WRITTEN REQUEST:
Sift the listing for lines that hold the string "type" and pull them out.

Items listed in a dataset
** begin **

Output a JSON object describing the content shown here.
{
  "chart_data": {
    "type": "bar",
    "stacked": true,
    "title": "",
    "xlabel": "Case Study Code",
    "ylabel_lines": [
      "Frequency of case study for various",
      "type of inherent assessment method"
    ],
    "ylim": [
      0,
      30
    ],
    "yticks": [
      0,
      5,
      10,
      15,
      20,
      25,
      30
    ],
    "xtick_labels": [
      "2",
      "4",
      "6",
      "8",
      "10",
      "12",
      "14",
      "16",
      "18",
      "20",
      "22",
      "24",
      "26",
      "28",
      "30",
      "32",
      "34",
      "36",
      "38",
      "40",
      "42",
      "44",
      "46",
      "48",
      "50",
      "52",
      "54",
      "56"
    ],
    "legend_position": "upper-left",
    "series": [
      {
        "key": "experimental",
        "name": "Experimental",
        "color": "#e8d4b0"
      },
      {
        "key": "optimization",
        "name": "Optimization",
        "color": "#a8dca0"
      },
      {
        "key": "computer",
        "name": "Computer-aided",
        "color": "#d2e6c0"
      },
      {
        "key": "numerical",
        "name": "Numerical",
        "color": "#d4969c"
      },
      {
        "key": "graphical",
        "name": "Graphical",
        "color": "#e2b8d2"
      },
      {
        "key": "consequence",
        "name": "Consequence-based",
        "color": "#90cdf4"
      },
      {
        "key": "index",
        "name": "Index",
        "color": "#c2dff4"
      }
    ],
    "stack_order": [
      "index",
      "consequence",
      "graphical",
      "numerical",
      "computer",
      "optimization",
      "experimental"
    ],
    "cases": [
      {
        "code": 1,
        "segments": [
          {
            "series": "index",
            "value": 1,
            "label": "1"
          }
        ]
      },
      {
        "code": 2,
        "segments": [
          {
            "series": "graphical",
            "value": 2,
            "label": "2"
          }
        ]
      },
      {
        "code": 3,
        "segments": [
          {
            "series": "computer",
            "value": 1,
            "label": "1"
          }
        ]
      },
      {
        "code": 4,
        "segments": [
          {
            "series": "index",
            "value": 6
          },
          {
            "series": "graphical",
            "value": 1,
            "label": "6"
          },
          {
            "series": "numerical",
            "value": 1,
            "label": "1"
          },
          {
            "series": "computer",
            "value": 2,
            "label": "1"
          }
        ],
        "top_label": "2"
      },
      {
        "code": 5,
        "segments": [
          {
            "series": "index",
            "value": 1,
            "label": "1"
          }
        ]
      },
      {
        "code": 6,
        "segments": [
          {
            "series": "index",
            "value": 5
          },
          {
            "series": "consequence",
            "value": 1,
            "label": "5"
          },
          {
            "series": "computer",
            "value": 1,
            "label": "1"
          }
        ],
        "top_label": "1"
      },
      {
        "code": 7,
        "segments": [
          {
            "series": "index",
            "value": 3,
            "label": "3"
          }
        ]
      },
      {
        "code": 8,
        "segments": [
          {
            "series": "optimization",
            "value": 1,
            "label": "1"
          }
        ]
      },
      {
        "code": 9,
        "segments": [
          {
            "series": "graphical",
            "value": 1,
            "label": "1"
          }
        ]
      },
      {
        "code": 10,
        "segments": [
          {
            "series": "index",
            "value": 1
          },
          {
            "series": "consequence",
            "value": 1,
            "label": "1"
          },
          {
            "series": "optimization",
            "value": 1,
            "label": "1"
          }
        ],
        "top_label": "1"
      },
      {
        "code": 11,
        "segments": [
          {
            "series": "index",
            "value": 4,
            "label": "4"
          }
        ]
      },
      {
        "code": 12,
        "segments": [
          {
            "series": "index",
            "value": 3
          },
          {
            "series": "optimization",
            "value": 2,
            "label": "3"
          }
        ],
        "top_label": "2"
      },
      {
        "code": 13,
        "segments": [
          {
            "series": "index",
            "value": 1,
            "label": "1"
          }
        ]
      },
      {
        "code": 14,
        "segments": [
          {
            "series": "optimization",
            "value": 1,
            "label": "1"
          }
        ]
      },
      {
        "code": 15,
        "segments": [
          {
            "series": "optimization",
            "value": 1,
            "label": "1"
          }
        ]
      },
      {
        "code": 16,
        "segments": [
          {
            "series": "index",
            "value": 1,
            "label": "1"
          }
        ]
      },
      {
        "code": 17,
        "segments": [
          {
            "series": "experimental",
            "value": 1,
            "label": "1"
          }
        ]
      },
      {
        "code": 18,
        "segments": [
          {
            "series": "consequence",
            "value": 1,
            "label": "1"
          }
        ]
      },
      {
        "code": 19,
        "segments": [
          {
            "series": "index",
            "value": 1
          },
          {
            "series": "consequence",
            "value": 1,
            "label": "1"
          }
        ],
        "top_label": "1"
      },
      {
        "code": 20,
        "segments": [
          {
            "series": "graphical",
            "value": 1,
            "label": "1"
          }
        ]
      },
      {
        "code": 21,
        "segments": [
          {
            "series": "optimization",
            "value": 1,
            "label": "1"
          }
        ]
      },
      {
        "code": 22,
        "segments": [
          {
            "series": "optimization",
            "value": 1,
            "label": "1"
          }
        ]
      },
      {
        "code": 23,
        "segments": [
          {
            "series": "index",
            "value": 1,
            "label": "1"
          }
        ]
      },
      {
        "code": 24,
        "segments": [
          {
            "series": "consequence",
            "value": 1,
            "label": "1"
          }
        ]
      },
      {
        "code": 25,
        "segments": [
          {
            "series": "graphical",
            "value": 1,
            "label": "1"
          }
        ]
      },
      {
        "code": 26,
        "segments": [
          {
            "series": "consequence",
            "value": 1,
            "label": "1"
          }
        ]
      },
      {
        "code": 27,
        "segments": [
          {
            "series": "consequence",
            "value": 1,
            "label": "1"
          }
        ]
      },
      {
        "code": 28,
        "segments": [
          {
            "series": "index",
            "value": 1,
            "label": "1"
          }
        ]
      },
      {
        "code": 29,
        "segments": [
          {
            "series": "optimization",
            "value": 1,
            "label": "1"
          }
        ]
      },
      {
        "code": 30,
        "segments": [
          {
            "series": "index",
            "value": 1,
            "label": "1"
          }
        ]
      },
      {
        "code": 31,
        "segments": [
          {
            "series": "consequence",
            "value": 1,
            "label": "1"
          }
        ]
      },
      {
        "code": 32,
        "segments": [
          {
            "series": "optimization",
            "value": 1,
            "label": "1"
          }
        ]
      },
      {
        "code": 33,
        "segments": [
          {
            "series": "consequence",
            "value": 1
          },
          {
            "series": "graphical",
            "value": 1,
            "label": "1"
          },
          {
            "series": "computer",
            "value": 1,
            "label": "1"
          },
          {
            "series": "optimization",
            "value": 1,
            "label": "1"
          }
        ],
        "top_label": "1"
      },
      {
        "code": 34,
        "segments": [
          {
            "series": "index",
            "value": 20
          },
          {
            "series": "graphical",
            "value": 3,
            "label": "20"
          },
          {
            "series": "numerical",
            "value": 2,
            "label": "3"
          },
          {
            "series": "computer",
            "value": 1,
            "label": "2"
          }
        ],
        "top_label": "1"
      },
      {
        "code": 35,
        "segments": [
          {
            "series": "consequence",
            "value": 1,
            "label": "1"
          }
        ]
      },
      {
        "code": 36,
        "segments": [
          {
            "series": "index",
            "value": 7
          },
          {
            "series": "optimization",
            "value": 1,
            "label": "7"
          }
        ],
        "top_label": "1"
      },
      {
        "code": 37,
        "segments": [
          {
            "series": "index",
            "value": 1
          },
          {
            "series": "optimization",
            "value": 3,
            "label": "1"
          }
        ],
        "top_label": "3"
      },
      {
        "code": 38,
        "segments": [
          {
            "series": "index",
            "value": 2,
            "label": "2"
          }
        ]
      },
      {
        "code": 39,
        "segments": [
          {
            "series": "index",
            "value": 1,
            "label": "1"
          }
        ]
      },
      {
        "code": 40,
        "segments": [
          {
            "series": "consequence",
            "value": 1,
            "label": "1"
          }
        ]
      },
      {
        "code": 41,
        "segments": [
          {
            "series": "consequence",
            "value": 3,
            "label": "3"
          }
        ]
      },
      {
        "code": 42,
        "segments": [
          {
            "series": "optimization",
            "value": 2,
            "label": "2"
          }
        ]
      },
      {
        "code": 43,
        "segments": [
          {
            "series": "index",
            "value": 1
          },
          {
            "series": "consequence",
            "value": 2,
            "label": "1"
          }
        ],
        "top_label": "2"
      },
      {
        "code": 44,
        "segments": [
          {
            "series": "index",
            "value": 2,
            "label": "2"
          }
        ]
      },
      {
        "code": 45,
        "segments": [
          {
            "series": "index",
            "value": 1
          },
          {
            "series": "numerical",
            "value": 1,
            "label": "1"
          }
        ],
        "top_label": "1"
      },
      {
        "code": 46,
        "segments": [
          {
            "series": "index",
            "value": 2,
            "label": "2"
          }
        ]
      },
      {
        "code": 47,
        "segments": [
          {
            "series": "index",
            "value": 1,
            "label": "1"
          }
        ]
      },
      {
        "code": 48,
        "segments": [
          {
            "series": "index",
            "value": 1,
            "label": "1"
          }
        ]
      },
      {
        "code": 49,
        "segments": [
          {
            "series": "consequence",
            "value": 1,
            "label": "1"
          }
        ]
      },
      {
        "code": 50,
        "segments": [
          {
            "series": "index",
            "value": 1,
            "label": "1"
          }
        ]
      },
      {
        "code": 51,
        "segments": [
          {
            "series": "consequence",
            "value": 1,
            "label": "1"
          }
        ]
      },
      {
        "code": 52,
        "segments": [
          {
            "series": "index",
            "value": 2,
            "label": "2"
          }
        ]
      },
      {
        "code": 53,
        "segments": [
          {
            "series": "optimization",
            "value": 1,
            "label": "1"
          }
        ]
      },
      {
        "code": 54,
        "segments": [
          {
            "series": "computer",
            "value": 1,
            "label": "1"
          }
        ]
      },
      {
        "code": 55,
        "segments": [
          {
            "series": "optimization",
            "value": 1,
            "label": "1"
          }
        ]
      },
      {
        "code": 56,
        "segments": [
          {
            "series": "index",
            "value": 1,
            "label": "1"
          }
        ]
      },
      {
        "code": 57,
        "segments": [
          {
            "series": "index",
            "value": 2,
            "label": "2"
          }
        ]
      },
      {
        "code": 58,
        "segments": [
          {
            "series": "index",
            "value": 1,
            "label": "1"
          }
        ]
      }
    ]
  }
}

** end **

WRITTEN SOLUTION:
    "type": "bar",
      "type of inherent assessment method"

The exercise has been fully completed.